Repeat each entry word for word. Leave any images out of the copy.

= = = = = = =

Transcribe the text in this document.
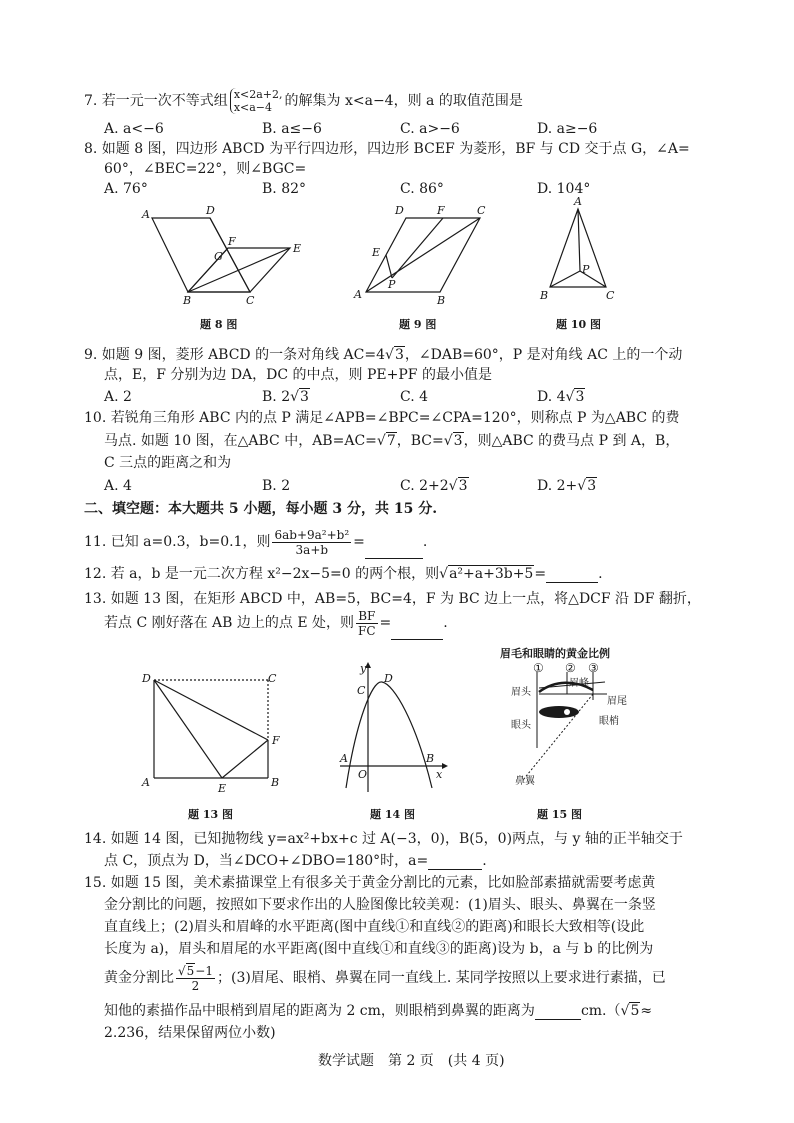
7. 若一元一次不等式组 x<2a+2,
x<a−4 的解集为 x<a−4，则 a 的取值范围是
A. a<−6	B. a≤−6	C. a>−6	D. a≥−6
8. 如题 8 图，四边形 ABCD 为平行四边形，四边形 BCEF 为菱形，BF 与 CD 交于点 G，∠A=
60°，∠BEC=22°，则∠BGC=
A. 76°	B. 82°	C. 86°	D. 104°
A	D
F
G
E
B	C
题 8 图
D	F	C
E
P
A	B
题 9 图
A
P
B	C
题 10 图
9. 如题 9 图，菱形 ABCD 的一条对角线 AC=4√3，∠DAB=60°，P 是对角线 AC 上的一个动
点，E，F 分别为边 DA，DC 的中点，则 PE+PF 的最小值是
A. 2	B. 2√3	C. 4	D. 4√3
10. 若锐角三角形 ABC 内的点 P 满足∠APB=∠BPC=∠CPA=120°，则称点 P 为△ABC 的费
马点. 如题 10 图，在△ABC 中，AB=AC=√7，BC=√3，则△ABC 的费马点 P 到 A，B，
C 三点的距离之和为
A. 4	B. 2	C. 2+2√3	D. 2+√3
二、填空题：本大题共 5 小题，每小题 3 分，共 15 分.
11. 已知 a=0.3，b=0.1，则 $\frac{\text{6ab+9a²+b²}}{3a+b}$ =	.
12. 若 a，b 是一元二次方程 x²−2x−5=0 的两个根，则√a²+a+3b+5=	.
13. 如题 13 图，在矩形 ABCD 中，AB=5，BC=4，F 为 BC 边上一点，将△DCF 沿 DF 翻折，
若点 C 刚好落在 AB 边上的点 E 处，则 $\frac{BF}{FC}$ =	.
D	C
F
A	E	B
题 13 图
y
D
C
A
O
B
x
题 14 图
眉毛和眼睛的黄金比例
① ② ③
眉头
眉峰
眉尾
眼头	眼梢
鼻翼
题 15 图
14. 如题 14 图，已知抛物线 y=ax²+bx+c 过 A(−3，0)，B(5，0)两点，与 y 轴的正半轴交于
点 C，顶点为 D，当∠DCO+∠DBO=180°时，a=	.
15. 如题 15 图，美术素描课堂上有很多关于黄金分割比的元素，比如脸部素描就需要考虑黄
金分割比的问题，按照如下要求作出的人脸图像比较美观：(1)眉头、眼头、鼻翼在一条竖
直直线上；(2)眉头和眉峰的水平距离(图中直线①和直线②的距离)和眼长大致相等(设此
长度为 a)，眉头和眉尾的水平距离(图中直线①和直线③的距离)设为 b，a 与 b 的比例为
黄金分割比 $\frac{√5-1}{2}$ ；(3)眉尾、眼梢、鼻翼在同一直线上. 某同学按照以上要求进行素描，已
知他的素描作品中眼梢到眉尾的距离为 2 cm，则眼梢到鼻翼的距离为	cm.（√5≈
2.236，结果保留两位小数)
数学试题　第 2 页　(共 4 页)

= = = = = = =

Full answer.
Transcribe the text in this document.
7. 若一元一次不等式组 x<2a+2,
x<a−4 的解集为 x<a−4，则 a 的取值范围是
A. a<−6	B. a≤−6	C. a>−6	D. a≥−6
8. 如题 8 图，四边形 ABCD 为平行四边形，四边形 BCEF 为菱形，BF 与 CD 交于点 G，∠A=
60°，∠BEC=22°，则∠BGC=
A. 76°	B. 82°	C. 86°	D. 104°
A	D
F
G
E
B	C
题 8 图
D	F	C
E
P
A	B
题 9 图
A
P
B	C
题 10 图
9. 如题 9 图，菱形 ABCD 的一条对角线 AC=4√3，∠DAB=60°，P 是对角线 AC 上的一个动
点，E，F 分别为边 DA，DC 的中点，则 PE+PF 的最小值是
A. 2	B. 2√3	C. 4	D. 4√3
10. 若锐角三角形 ABC 内的点 P 满足∠APB=∠BPC=∠CPA=120°，则称点 P 为△ABC 的费
马点. 如题 10 图，在△ABC 中，AB=AC=√7，BC=√3，则△ABC 的费马点 P 到 A，B，
C 三点的距离之和为
A. 4	B. 2	C. 2+2√3	D. 2+√3
二、填空题：本大题共 5 小题，每小题 3 分，共 15 分.
11. 已知 a=0.3，b=0.1，则 $\frac{\text{6ab+9a²+b²}}{3a+b}$ =	.
12. 若 a，b 是一元二次方程 x²−2x−5=0 的两个根，则√a²+a+3b+5=	.
13. 如题 13 图，在矩形 ABCD 中，AB=5，BC=4，F 为 BC 边上一点，将△DCF 沿 DF 翻折，
若点 C 刚好落在 AB 边上的点 E 处，则 $\frac{BF}{FC}$ =	.
D	C
F
A	E	B
题 13 图
y
D
C
A
O
B
x
题 14 图
眉毛和眼睛的黄金比例
① ② ③
眉头
眉峰
眉尾
眼头	眼梢
鼻翼
题 15 图
14. 如题 14 图，已知抛物线 y=ax²+bx+c 过 A(−3，0)，B(5，0)两点，与 y 轴的正半轴交于
点 C，顶点为 D，当∠DCO+∠DBO=180°时，a=	.
15. 如题 15 图，美术素描课堂上有很多关于黄金分割比的元素，比如脸部素描就需要考虑黄
金分割比的问题，按照如下要求作出的人脸图像比较美观：(1)眉头、眼头、鼻翼在一条竖
直直线上；(2)眉头和眉峰的水平距离(图中直线①和直线②的距离)和眼长大致相等(设此
长度为 a)，眉头和眉尾的水平距离(图中直线①和直线③的距离)设为 b，a 与 b 的比例为
黄金分割比 $\frac{√5-1}{2}$ ；(3)眉尾、眼梢、鼻翼在同一直线上. 某同学按照以上要求进行素描，已
知他的素描作品中眼梢到眉尾的距离为 2 cm，则眼梢到鼻翼的距离为	cm.（√5≈
2.236，结果保留两位小数)
数学试题　第 2 页　(共 4 页)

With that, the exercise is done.